> THE PROBLEM: Transcribe the listing that follows in full, omitting pictures.
--- SOURCE DATA ---
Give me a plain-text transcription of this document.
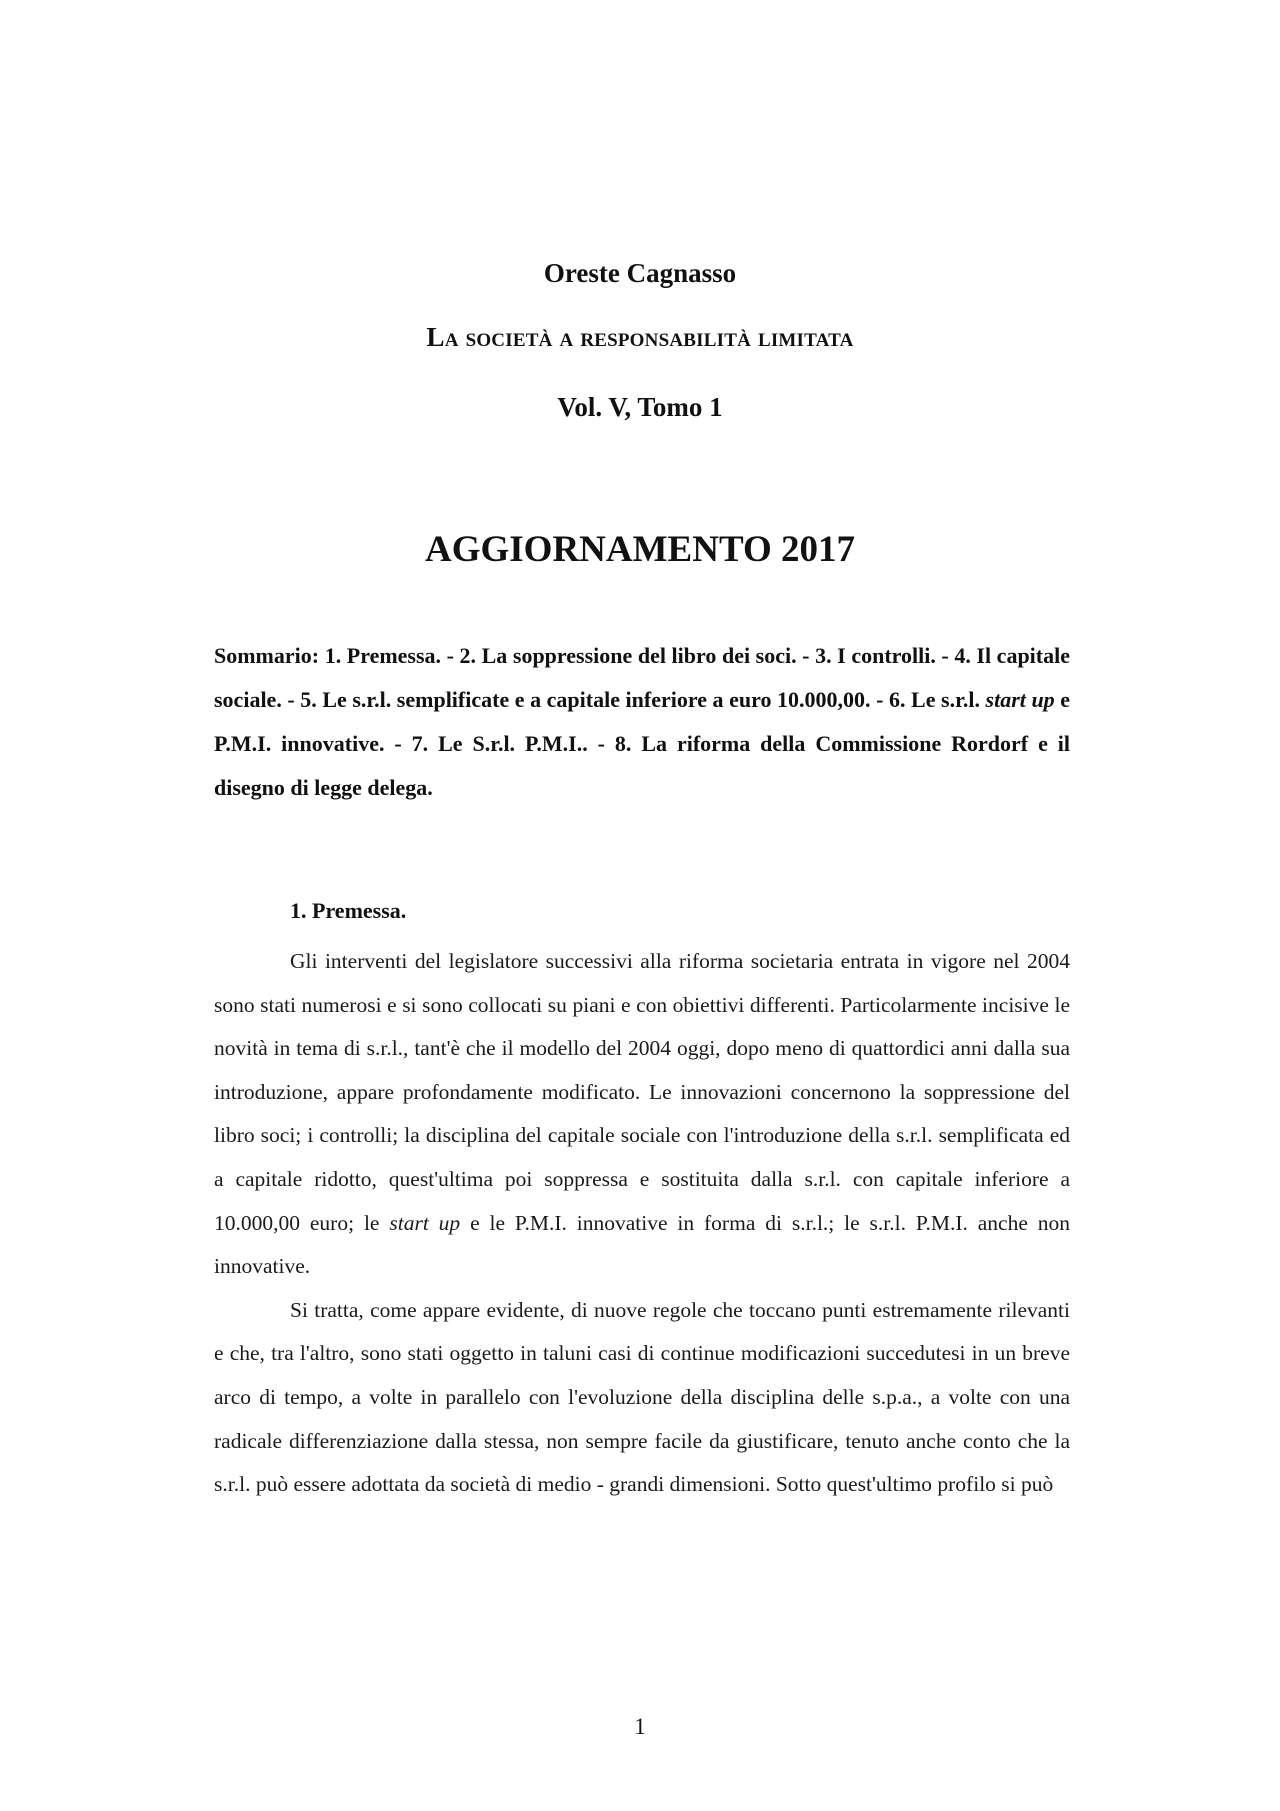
Oreste Cagnasso
La società a responsabilità limitata
Vol. V, Tomo 1
AGGIORNAMENTO 2017
Sommario: 1. Premessa. - 2. La soppressione del libro dei soci. - 3. I controlli. - 4. Il capitale sociale. - 5. Le s.r.l. semplificate e a capitale inferiore a euro 10.000,00. - 6. Le s.r.l. start up e P.M.I. innovative. - 7. Le S.r.l. P.M.I.. - 8. La riforma della Commissione Rordorf e il disegno di legge delega.
1. Premessa.

Gli interventi del legislatore successivi alla riforma societaria entrata in vigore nel 2004 sono stati numerosi e si sono collocati su piani e con obiettivi differenti. Particolarmente incisive le novità in tema di s.r.l., tant'è che il modello del 2004 oggi, dopo meno di quattordici anni dalla sua introduzione, appare profondamente modificato. Le innovazioni concernono la soppressione del libro soci; i controlli; la disciplina del capitale sociale con l'introduzione della s.r.l. semplificata ed a capitale ridotto, quest'ultima poi soppressa e sostituita dalla s.r.l. con capitale inferiore a 10.000,00 euro; le start up e le P.M.I. innovative in forma di s.r.l.; le s.r.l. P.M.I. anche non innovative.

Si tratta, come appare evidente, di nuove regole che toccano punti estremamente rilevanti e che, tra l'altro, sono stati oggetto in taluni casi di continue modificazioni succedutesi in un breve arco di tempo, a volte in parallelo con l'evoluzione della disciplina delle s.p.a., a volte con una radicale differenziazione dalla stessa, non sempre facile da giustificare, tenuto anche conto che la s.r.l. può essere adottata da società di medio - grandi dimensioni. Sotto quest'ultimo profilo si può

1
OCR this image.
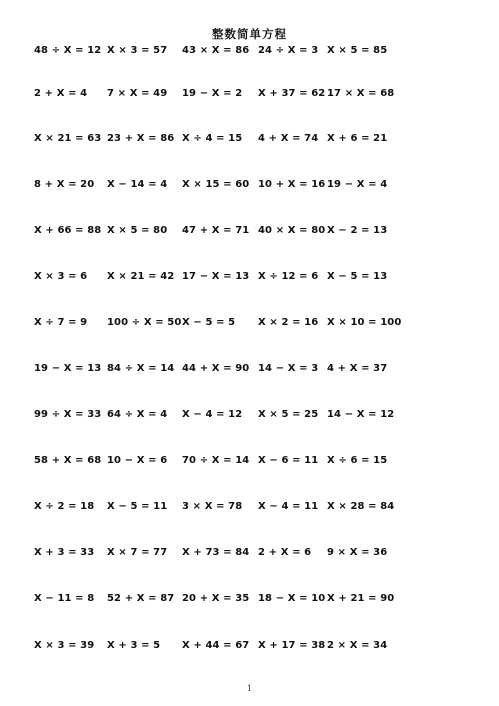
整数简单方程
48 ÷ X = 12 X × 3 = 57 43 × X = 86 24 ÷ X = 3 X × 5 = 85
2 + X = 4 7 × X = 49 19 − X = 2 X + 37 = 62 17 × X = 68
X × 21 = 63 23 + X = 86 X ÷ 4 = 15 4 + X = 74 X + 6 = 21
8 + X = 20 X − 14 = 4 X × 15 = 60 10 + X = 16 19 − X = 4
X + 66 = 88 X × 5 = 80 47 + X = 71 40 × X = 80 X − 2 = 13
X × 3 = 6 X × 21 = 42 17 − X = 13 X ÷ 12 = 6 X − 5 = 13
X ÷ 7 = 9 100 ÷ X = 50 X − 5 = 5 X × 2 = 16 X × 10 = 100
19 − X = 13 84 ÷ X = 14 44 + X = 90 14 − X = 3 4 + X = 37
99 ÷ X = 33 64 ÷ X = 4 X − 4 = 12 X × 5 = 25 14 − X = 12
58 + X = 68 10 − X = 6 70 ÷ X = 14 X − 6 = 11 X ÷ 6 = 15
X ÷ 2 = 18 X − 5 = 11 3 × X = 78 X − 4 = 11 X × 28 = 84
X + 3 = 33 X × 7 = 77 X + 73 = 84 2 + X = 6 9 × X = 36
X − 11 = 8 52 + X = 87 20 + X = 35 18 − X = 10 X + 21 = 90
X × 3 = 39 X + 3 = 5 X + 44 = 67 X + 17 = 38 2 × X = 34
1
---
> SOLUTION:
Give me a plain-text transcription of this document.
Oreste Cagnasso
La società a responsabilità limitata
Vol. V, Tomo 1
AGGIORNAMENTO 2017
Sommario: 1. Premessa. - 2. La soppressione del libro dei soci. - 3. I controlli. - 4. Il capitale sociale. - 5. Le s.r.l. semplificate e a capitale inferiore a euro 10.000,00. - 6. Le s.r.l. start up e P.M.I. innovative. - 7. Le S.r.l. P.M.I.. - 8. La riforma della Commissione Rordorf e il disegno di legge delega.
1. Premessa.

Gli interventi del legislatore successivi alla riforma societaria entrata in vigore nel 2004 sono stati numerosi e si sono collocati su piani e con obiettivi differenti. Particolarmente incisive le novità in tema di s.r.l., tant'è che il modello del 2004 oggi, dopo meno di quattordici anni dalla sua introduzione, appare profondamente modificato. Le innovazioni concernono la soppressione del libro soci; i controlli; la disciplina del capitale sociale con l'introduzione della s.r.l. semplificata ed a capitale ridotto, quest'ultima poi soppressa e sostituita dalla s.r.l. con capitale inferiore a 10.000,00 euro; le start up e le P.M.I. innovative in forma di s.r.l.; le s.r.l. P.M.I. anche non innovative.

Si tratta, come appare evidente, di nuove regole che toccano punti estremamente rilevanti e che, tra l'altro, sono stati oggetto in taluni casi di continue modificazioni succedutesi in un breve arco di tempo, a volte in parallelo con l'evoluzione della disciplina delle s.p.a., a volte con una radicale differenziazione dalla stessa, non sempre facile da giustificare, tenuto anche conto che la s.r.l. può essere adottata da società di medio - grandi dimensioni. Sotto quest'ultimo profilo si può

1
OCR this image.
整数简单方程
48 ÷ X = 12 X × 3 = 57 43 × X = 86 24 ÷ X = 3 X × 5 = 85
2 + X = 4 7 × X = 49 19 − X = 2 X + 37 = 62 17 × X = 68
X × 21 = 63 23 + X = 86 X ÷ 4 = 15 4 + X = 74 X + 6 = 21
8 + X = 20 X − 14 = 4 X × 15 = 60 10 + X = 16 19 − X = 4
X + 66 = 88 X × 5 = 80 47 + X = 71 40 × X = 80 X − 2 = 13
X × 3 = 6 X × 21 = 42 17 − X = 13 X ÷ 12 = 6 X − 5 = 13
X ÷ 7 = 9 100 ÷ X = 50 X − 5 = 5 X × 2 = 16 X × 10 = 100
19 − X = 13 84 ÷ X = 14 44 + X = 90 14 − X = 3 4 + X = 37
99 ÷ X = 33 64 ÷ X = 4 X − 4 = 12 X × 5 = 25 14 − X = 12
58 + X = 68 10 − X = 6 70 ÷ X = 14 X − 6 = 11 X ÷ 6 = 15
X ÷ 2 = 18 X − 5 = 11 3 × X = 78 X − 4 = 11 X × 28 = 84
X + 3 = 33 X × 7 = 77 X + 73 = 84 2 + X = 6 9 × X = 36
X − 11 = 8 52 + X = 87 20 + X = 35 18 − X = 10 X + 21 = 90
X × 3 = 39 X + 3 = 5 X + 44 = 67 X + 17 = 38 2 × X = 34
1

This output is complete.